Stored items from a collection:

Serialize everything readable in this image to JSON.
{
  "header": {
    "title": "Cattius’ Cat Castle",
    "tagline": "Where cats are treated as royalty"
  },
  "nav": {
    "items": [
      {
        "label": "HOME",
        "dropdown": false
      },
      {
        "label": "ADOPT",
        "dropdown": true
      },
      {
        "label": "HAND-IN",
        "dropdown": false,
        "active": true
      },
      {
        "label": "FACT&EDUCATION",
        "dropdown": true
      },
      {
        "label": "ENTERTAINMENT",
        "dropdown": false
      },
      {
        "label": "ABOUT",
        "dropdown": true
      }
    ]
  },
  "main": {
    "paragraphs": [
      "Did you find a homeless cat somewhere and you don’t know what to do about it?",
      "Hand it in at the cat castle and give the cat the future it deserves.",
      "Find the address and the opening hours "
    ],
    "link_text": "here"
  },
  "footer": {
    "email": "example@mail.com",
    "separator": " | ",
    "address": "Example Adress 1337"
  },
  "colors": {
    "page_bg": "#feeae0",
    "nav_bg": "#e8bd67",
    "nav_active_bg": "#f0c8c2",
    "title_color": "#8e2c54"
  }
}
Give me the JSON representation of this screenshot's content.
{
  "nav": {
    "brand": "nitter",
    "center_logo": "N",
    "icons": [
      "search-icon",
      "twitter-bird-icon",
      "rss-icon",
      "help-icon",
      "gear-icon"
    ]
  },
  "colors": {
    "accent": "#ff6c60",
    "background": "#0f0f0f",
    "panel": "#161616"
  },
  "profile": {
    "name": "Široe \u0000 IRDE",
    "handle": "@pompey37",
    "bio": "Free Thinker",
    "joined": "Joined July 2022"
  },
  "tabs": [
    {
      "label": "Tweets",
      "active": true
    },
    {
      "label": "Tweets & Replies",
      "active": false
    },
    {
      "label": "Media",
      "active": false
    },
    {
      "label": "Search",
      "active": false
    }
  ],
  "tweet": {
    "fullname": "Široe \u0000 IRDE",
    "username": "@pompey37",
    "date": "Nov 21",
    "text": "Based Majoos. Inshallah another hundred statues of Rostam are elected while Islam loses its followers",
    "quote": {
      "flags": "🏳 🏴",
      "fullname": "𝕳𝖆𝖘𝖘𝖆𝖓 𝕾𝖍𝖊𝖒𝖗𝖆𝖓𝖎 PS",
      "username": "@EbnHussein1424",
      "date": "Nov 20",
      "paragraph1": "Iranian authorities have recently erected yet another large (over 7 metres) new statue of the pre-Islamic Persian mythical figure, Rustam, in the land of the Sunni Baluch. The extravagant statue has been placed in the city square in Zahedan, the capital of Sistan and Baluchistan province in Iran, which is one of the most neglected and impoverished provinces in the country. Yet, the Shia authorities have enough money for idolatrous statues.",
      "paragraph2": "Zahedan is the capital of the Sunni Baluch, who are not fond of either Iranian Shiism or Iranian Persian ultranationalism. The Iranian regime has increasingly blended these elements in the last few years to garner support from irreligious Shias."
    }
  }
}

WHAT THE TASK ASKS: Please quote every record above exactly as it appears.

ANSWER TO THE EXERCISE:
Serialize everything readable in this image to JSON.
{
  "header": {
    "title": "Cattius’ Cat Castle",
    "tagline": "Where cats are treated as royalty"
  },
  "nav": {
    "items": [
      {
        "label": "HOME",
        "dropdown": false
      },
      {
        "label": "ADOPT",
        "dropdown": true
      },
      {
        "label": "HAND-IN",
        "dropdown": false,
        "active": true
      },
      {
        "label": "FACT&EDUCATION",
        "dropdown": true
      },
      {
        "label": "ENTERTAINMENT",
        "dropdown": false
      },
      {
        "label": "ABOUT",
        "dropdown": true
      }
    ]
  },
  "main": {
    "paragraphs": [
      "Did you find a homeless cat somewhere and you don’t know what to do about it?",
      "Hand it in at the cat castle and give the cat the future it deserves.",
      "Find the address and the opening hours "
    ],
    "link_text": "here"
  },
  "footer": {
    "email": "example@mail.com",
    "separator": " | ",
    "address": "Example Adress 1337"
  },
  "colors": {
    "page_bg": "#feeae0",
    "nav_bg": "#e8bd67",
    "nav_active_bg": "#f0c8c2",
    "title_color": "#8e2c54"
  }
}
Give me the JSON representation of this screenshot's content.
{
  "nav": {
    "brand": "nitter",
    "center_logo": "N",
    "icons": [
      "search-icon",
      "twitter-bird-icon",
      "rss-icon",
      "help-icon",
      "gear-icon"
    ]
  },
  "colors": {
    "accent": "#ff6c60",
    "background": "#0f0f0f",
    "panel": "#161616"
  },
  "profile": {
    "name": "Široe \u0000 IRDE",
    "handle": "@pompey37",
    "bio": "Free Thinker",
    "joined": "Joined July 2022"
  },
  "tabs": [
    {
      "label": "Tweets",
      "active": true
    },
    {
      "label": "Tweets & Replies",
      "active": false
    },
    {
      "label": "Media",
      "active": false
    },
    {
      "label": "Search",
      "active": false
    }
  ],
  "tweet": {
    "fullname": "Široe \u0000 IRDE",
    "username": "@pompey37",
    "date": "Nov 21",
    "text": "Based Majoos. Inshallah another hundred statues of Rostam are elected while Islam loses its followers",
    "quote": {
      "flags": "🏳 🏴",
      "fullname": "𝕳𝖆𝖘𝖘𝖆𝖓 𝕾𝖍𝖊𝖒𝖗𝖆𝖓𝖎 PS",
      "username": "@EbnHussein1424",
      "date": "Nov 20",
      "paragraph1": "Iranian authorities have recently erected yet another large (over 7 metres) new statue of the pre-Islamic Persian mythical figure, Rustam, in the land of the Sunni Baluch. The extravagant statue has been placed in the city square in Zahedan, the capital of Sistan and Baluchistan province in Iran, which is one of the most neglected and impoverished provinces in the country. Yet, the Shia authorities have enough money for idolatrous statues.",
      "paragraph2": "Zahedan is the capital of the Sunni Baluch, who are not fond of either Iranian Shiism or Iranian Persian ultranationalism. The Iranian regime has increasingly blended these elements in the last few years to garner support from irreligious Shias."
    }
  }
}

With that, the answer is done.